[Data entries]
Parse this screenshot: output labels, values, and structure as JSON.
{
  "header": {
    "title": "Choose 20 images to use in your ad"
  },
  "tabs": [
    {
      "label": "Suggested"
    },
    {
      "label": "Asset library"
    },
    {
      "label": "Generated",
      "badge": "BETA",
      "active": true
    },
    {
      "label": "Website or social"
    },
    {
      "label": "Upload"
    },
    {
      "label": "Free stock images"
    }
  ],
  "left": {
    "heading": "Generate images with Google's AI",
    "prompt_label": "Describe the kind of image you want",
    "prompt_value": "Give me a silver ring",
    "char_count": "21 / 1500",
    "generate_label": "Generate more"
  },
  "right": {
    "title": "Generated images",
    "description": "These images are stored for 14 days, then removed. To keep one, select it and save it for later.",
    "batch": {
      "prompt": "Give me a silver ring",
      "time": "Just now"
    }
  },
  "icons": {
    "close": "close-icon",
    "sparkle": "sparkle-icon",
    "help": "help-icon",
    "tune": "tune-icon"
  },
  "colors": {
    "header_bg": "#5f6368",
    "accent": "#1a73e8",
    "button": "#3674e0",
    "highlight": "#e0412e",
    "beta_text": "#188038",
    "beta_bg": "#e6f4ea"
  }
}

Exercise instructions –
List the lines of the records where "silver" occurs.

Final result –
    "prompt_value": "Give me a silver ring",
      "prompt": "Give me a silver ring",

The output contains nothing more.